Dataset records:
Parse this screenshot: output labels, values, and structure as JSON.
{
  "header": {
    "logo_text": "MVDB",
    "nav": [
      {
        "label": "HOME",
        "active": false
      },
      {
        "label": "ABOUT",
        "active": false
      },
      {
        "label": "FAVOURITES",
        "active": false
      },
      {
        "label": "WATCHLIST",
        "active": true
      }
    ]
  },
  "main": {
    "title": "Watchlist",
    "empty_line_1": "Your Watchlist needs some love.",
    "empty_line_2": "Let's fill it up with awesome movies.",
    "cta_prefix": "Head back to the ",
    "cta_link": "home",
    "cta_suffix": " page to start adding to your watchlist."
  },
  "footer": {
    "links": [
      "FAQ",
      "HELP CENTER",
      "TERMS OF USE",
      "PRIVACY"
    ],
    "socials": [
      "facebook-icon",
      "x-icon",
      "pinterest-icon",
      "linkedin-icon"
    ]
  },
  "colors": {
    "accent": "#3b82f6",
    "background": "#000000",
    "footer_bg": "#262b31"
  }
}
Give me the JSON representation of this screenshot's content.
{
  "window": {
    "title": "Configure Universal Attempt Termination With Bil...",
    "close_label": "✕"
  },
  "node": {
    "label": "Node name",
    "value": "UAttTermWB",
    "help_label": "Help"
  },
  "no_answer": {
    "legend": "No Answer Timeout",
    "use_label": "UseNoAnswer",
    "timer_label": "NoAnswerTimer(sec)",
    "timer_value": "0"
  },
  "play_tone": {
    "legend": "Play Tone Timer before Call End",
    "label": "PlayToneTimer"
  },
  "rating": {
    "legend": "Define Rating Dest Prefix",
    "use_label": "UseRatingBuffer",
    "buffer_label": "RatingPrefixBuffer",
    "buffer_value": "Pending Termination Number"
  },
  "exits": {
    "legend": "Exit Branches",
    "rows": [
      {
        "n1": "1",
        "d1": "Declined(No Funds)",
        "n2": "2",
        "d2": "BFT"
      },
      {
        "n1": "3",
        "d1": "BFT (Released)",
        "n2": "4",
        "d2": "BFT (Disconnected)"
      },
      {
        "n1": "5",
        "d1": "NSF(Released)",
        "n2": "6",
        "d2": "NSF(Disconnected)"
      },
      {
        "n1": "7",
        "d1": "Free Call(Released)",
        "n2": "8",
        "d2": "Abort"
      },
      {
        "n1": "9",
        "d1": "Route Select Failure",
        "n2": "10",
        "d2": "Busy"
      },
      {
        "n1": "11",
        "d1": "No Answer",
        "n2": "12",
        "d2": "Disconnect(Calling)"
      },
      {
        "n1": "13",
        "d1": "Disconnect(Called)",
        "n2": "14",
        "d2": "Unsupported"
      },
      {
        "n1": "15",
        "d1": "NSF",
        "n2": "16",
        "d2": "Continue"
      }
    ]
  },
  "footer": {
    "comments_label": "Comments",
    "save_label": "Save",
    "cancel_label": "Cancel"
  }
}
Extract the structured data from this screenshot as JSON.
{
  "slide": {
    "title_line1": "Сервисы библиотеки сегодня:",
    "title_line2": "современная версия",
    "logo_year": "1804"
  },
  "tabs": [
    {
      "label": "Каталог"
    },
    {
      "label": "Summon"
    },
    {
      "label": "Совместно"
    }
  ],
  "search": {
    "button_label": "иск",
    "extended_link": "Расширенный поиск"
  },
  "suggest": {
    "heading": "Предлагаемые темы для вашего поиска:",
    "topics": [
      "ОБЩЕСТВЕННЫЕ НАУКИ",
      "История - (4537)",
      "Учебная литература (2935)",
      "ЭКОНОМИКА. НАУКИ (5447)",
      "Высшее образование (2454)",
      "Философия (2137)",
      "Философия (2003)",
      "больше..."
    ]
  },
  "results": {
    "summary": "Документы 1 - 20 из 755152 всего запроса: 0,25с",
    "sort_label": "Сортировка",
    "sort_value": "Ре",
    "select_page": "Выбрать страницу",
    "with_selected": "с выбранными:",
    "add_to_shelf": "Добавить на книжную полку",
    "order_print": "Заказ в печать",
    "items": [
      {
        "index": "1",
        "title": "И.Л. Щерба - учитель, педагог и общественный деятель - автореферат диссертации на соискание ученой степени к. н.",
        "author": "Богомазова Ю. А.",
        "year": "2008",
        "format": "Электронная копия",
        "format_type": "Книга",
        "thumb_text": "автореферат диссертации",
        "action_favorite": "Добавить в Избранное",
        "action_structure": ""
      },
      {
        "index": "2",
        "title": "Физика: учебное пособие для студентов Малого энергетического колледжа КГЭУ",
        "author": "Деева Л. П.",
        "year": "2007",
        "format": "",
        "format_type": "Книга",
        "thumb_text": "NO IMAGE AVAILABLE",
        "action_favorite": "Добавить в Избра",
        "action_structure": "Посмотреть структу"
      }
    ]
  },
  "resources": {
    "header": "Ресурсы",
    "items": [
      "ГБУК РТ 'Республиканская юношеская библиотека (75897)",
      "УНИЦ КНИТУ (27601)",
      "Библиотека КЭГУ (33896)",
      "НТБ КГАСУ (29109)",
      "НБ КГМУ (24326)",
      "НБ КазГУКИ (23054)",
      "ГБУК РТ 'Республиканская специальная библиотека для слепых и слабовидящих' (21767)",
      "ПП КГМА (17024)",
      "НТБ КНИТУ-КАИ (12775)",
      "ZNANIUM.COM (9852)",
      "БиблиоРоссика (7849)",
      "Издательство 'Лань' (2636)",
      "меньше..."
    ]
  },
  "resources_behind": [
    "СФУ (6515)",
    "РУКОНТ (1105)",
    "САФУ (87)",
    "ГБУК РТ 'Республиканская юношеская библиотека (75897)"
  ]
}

_WHAT IS ASKED_: Print the complete listing again, exactly as it stands.

_FULL ANSWER_:
Parse this screenshot: output labels, values, and structure as JSON.
{
  "header": {
    "logo_text": "MVDB",
    "nav": [
      {
        "label": "HOME",
        "active": false
      },
      {
        "label": "ABOUT",
        "active": false
      },
      {
        "label": "FAVOURITES",
        "active": false
      },
      {
        "label": "WATCHLIST",
        "active": true
      }
    ]
  },
  "main": {
    "title": "Watchlist",
    "empty_line_1": "Your Watchlist needs some love.",
    "empty_line_2": "Let's fill it up with awesome movies.",
    "cta_prefix": "Head back to the ",
    "cta_link": "home",
    "cta_suffix": " page to start adding to your watchlist."
  },
  "footer": {
    "links": [
      "FAQ",
      "HELP CENTER",
      "TERMS OF USE",
      "PRIVACY"
    ],
    "socials": [
      "facebook-icon",
      "x-icon",
      "pinterest-icon",
      "linkedin-icon"
    ]
  },
  "colors": {
    "accent": "#3b82f6",
    "background": "#000000",
    "footer_bg": "#262b31"
  }
}
Give me the JSON representation of this screenshot's content.
{
  "window": {
    "title": "Configure Universal Attempt Termination With Bil...",
    "close_label": "✕"
  },
  "node": {
    "label": "Node name",
    "value": "UAttTermWB",
    "help_label": "Help"
  },
  "no_answer": {
    "legend": "No Answer Timeout",
    "use_label": "UseNoAnswer",
    "timer_label": "NoAnswerTimer(sec)",
    "timer_value": "0"
  },
  "play_tone": {
    "legend": "Play Tone Timer before Call End",
    "label": "PlayToneTimer"
  },
  "rating": {
    "legend": "Define Rating Dest Prefix",
    "use_label": "UseRatingBuffer",
    "buffer_label": "RatingPrefixBuffer",
    "buffer_value": "Pending Termination Number"
  },
  "exits": {
    "legend": "Exit Branches",
    "rows": [
      {
        "n1": "1",
        "d1": "Declined(No Funds)",
        "n2": "2",
        "d2": "BFT"
      },
      {
        "n1": "3",
        "d1": "BFT (Released)",
        "n2": "4",
        "d2": "BFT (Disconnected)"
      },
      {
        "n1": "5",
        "d1": "NSF(Released)",
        "n2": "6",
        "d2": "NSF(Disconnected)"
      },
      {
        "n1": "7",
        "d1": "Free Call(Released)",
        "n2": "8",
        "d2": "Abort"
      },
      {
        "n1": "9",
        "d1": "Route Select Failure",
        "n2": "10",
        "d2": "Busy"
      },
      {
        "n1": "11",
        "d1": "No Answer",
        "n2": "12",
        "d2": "Disconnect(Calling)"
      },
      {
        "n1": "13",
        "d1": "Disconnect(Called)",
        "n2": "14",
        "d2": "Unsupported"
      },
      {
        "n1": "15",
        "d1": "NSF",
        "n2": "16",
        "d2": "Continue"
      }
    ]
  },
  "footer": {
    "comments_label": "Comments",
    "save_label": "Save",
    "cancel_label": "Cancel"
  }
}
Extract the structured data from this screenshot as JSON.
{
  "slide": {
    "title_line1": "Сервисы библиотеки сегодня:",
    "title_line2": "современная версия",
    "logo_year": "1804"
  },
  "tabs": [
    {
      "label": "Каталог"
    },
    {
      "label": "Summon"
    },
    {
      "label": "Совместно"
    }
  ],
  "search": {
    "button_label": "иск",
    "extended_link": "Расширенный поиск"
  },
  "suggest": {
    "heading": "Предлагаемые темы для вашего поиска:",
    "topics": [
      "ОБЩЕСТВЕННЫЕ НАУКИ",
      "История - (4537)",
      "Учебная литература (2935)",
      "ЭКОНОМИКА. НАУКИ (5447)",
      "Высшее образование (2454)",
      "Философия (2137)",
      "Философия (2003)",
      "больше..."
    ]
  },
  "results": {
    "summary": "Документы 1 - 20 из 755152 всего запроса: 0,25с",
    "sort_label": "Сортировка",
    "sort_value": "Ре",
    "select_page": "Выбрать страницу",
    "with_selected": "с выбранными:",
    "add_to_shelf": "Добавить на книжную полку",
    "order_print": "Заказ в печать",
    "items": [
      {
        "index": "1",
        "title": "И.Л. Щерба - учитель, педагог и общественный деятель - автореферат диссертации на соискание ученой степени к. н.",
        "author": "Богомазова Ю. А.",
        "year": "2008",
        "format": "Электронная копия",
        "format_type": "Книга",
        "thumb_text": "автореферат диссертации",
        "action_favorite": "Добавить в Избранное",
        "action_structure": ""
      },
      {
        "index": "2",
        "title": "Физика: учебное пособие для студентов Малого энергетического колледжа КГЭУ",
        "author": "Деева Л. П.",
        "year": "2007",
        "format": "",
        "format_type": "Книга",
        "thumb_text": "NO IMAGE AVAILABLE",
        "action_favorite": "Добавить в Избра",
        "action_structure": "Посмотреть структу"
      }
    ]
  },
  "resources": {
    "header": "Ресурсы",
    "items": [
      "ГБУК РТ 'Республиканская юношеская библиотека (75897)",
      "УНИЦ КНИТУ (27601)",
      "Библиотека КЭГУ (33896)",
      "НТБ КГАСУ (29109)",
      "НБ КГМУ (24326)",
      "НБ КазГУКИ (23054)",
      "ГБУК РТ 'Республиканская специальная библиотека для слепых и слабовидящих' (21767)",
      "ПП КГМА (17024)",
      "НТБ КНИТУ-КАИ (12775)",
      "ZNANIUM.COM (9852)",
      "БиблиоРоссика (7849)",
      "Издательство 'Лань' (2636)",
      "меньше..."
    ]
  },
  "resources_behind": [
    "СФУ (6515)",
    "РУКОНТ (1105)",
    "САФУ (87)",
    "ГБУК РТ 'Республиканская юношеская библиотека (75897)"
  ]
}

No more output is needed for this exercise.